──────── Data records

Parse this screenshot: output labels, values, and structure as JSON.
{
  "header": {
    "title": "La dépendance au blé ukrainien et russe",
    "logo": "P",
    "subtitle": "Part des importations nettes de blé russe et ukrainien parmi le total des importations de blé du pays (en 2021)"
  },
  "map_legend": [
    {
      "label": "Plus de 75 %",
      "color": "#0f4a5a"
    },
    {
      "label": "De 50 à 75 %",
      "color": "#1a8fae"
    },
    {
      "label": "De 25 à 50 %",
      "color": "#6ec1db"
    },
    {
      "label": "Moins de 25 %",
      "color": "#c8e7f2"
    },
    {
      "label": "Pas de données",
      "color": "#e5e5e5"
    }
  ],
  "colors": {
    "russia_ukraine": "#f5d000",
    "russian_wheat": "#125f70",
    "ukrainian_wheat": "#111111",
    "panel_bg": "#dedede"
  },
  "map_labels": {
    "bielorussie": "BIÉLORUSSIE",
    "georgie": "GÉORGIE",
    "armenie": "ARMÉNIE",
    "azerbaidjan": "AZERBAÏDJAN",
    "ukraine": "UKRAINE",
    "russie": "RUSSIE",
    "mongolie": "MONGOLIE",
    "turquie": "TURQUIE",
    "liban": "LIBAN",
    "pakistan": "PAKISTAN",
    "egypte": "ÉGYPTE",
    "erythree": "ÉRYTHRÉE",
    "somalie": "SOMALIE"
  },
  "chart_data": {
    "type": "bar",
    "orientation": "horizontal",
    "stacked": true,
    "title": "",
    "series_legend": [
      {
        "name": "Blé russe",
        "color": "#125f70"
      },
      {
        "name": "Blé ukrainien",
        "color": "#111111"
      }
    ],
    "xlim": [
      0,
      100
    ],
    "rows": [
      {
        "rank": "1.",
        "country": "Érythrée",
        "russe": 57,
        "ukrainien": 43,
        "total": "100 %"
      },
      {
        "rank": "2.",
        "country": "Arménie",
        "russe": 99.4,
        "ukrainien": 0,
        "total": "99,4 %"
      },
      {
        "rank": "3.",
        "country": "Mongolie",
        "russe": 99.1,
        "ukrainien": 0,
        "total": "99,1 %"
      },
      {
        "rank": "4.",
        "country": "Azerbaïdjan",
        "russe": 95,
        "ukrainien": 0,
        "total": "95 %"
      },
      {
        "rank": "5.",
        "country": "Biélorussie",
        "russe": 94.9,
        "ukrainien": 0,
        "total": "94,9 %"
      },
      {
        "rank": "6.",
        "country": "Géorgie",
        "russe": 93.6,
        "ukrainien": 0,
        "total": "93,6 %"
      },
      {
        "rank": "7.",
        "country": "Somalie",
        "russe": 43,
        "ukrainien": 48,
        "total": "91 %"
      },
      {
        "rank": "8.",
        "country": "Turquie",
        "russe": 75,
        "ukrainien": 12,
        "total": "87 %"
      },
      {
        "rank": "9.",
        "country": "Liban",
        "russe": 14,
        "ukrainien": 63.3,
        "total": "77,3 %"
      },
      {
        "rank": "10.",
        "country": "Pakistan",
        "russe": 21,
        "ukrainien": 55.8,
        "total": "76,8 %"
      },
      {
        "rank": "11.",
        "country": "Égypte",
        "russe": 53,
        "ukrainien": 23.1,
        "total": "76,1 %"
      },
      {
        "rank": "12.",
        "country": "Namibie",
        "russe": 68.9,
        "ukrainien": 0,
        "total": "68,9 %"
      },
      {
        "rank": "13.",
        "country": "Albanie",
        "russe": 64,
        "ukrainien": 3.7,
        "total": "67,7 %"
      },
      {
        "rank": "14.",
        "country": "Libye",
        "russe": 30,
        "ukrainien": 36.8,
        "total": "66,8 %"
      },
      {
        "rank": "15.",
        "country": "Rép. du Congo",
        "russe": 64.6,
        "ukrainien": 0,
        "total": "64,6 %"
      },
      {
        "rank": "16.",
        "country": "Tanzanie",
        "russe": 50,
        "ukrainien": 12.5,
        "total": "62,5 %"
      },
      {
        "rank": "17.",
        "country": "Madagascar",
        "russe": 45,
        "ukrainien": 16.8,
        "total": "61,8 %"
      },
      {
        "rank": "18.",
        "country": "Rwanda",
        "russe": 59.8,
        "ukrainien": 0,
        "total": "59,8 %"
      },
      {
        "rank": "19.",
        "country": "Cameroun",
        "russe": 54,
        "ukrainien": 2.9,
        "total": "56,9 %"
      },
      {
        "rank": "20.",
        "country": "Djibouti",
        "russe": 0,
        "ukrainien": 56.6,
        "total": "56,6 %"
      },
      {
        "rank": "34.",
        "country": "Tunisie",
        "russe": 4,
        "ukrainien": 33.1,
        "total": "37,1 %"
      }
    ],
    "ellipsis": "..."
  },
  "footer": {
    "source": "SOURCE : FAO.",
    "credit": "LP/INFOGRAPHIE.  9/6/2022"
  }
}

────────────────

Repeat every record exactly as written, please.

Parse this screenshot: output labels, values, and structure as JSON.
{
  "header": {
    "title": "La dépendance au blé ukrainien et russe",
    "logo": "P",
    "subtitle": "Part des importations nettes de blé russe et ukrainien parmi le total des importations de blé du pays (en 2021)"
  },
  "map_legend": [
    {
      "label": "Plus de 75 %",
      "color": "#0f4a5a"
    },
    {
      "label": "De 50 à 75 %",
      "color": "#1a8fae"
    },
    {
      "label": "De 25 à 50 %",
      "color": "#6ec1db"
    },
    {
      "label": "Moins de 25 %",
      "color": "#c8e7f2"
    },
    {
      "label": "Pas de données",
      "color": "#e5e5e5"
    }
  ],
  "colors": {
    "russia_ukraine": "#f5d000",
    "russian_wheat": "#125f70",
    "ukrainian_wheat": "#111111",
    "panel_bg": "#dedede"
  },
  "map_labels": {
    "bielorussie": "BIÉLORUSSIE",
    "georgie": "GÉORGIE",
    "armenie": "ARMÉNIE",
    "azerbaidjan": "AZERBAÏDJAN",
    "ukraine": "UKRAINE",
    "russie": "RUSSIE",
    "mongolie": "MONGOLIE",
    "turquie": "TURQUIE",
    "liban": "LIBAN",
    "pakistan": "PAKISTAN",
    "egypte": "ÉGYPTE",
    "erythree": "ÉRYTHRÉE",
    "somalie": "SOMALIE"
  },
  "chart_data": {
    "type": "bar",
    "orientation": "horizontal",
    "stacked": true,
    "title": "",
    "series_legend": [
      {
        "name": "Blé russe",
        "color": "#125f70"
      },
      {
        "name": "Blé ukrainien",
        "color": "#111111"
      }
    ],
    "xlim": [
      0,
      100
    ],
    "rows": [
      {
        "rank": "1.",
        "country": "Érythrée",
        "russe": 57,
        "ukrainien": 43,
        "total": "100 %"
      },
      {
        "rank": "2.",
        "country": "Arménie",
        "russe": 99.4,
        "ukrainien": 0,
        "total": "99,4 %"
      },
      {
        "rank": "3.",
        "country": "Mongolie",
        "russe": 99.1,
        "ukrainien": 0,
        "total": "99,1 %"
      },
      {
        "rank": "4.",
        "country": "Azerbaïdjan",
        "russe": 95,
        "ukrainien": 0,
        "total": "95 %"
      },
      {
        "rank": "5.",
        "country": "Biélorussie",
        "russe": 94.9,
        "ukrainien": 0,
        "total": "94,9 %"
      },
      {
        "rank": "6.",
        "country": "Géorgie",
        "russe": 93.6,
        "ukrainien": 0,
        "total": "93,6 %"
      },
      {
        "rank": "7.",
        "country": "Somalie",
        "russe": 43,
        "ukrainien": 48,
        "total": "91 %"
      },
      {
        "rank": "8.",
        "country": "Turquie",
        "russe": 75,
        "ukrainien": 12,
        "total": "87 %"
      },
      {
        "rank": "9.",
        "country": "Liban",
        "russe": 14,
        "ukrainien": 63.3,
        "total": "77,3 %"
      },
      {
        "rank": "10.",
        "country": "Pakistan",
        "russe": 21,
        "ukrainien": 55.8,
        "total": "76,8 %"
      },
      {
        "rank": "11.",
        "country": "Égypte",
        "russe": 53,
        "ukrainien": 23.1,
        "total": "76,1 %"
      },
      {
        "rank": "12.",
        "country": "Namibie",
        "russe": 68.9,
        "ukrainien": 0,
        "total": "68,9 %"
      },
      {
        "rank": "13.",
        "country": "Albanie",
        "russe": 64,
        "ukrainien": 3.7,
        "total": "67,7 %"
      },
      {
        "rank": "14.",
        "country": "Libye",
        "russe": 30,
        "ukrainien": 36.8,
        "total": "66,8 %"
      },
      {
        "rank": "15.",
        "country": "Rép. du Congo",
        "russe": 64.6,
        "ukrainien": 0,
        "total": "64,6 %"
      },
      {
        "rank": "16.",
        "country": "Tanzanie",
        "russe": 50,
        "ukrainien": 12.5,
        "total": "62,5 %"
      },
      {
        "rank": "17.",
        "country": "Madagascar",
        "russe": 45,
        "ukrainien": 16.8,
        "total": "61,8 %"
      },
      {
        "rank": "18.",
        "country": "Rwanda",
        "russe": 59.8,
        "ukrainien": 0,
        "total": "59,8 %"
      },
      {
        "rank": "19.",
        "country": "Cameroun",
        "russe": 54,
        "ukrainien": 2.9,
        "total": "56,9 %"
      },
      {
        "rank": "20.",
        "country": "Djibouti",
        "russe": 0,
        "ukrainien": 56.6,
        "total": "56,6 %"
      },
      {
        "rank": "34.",
        "country": "Tunisie",
        "russe": 4,
        "ukrainien": 33.1,
        "total": "37,1 %"
      }
    ],
    "ellipsis": "..."
  },
  "footer": {
    "source": "SOURCE : FAO.",
    "credit": "LP/INFOGRAPHIE.  9/6/2022"
  }
}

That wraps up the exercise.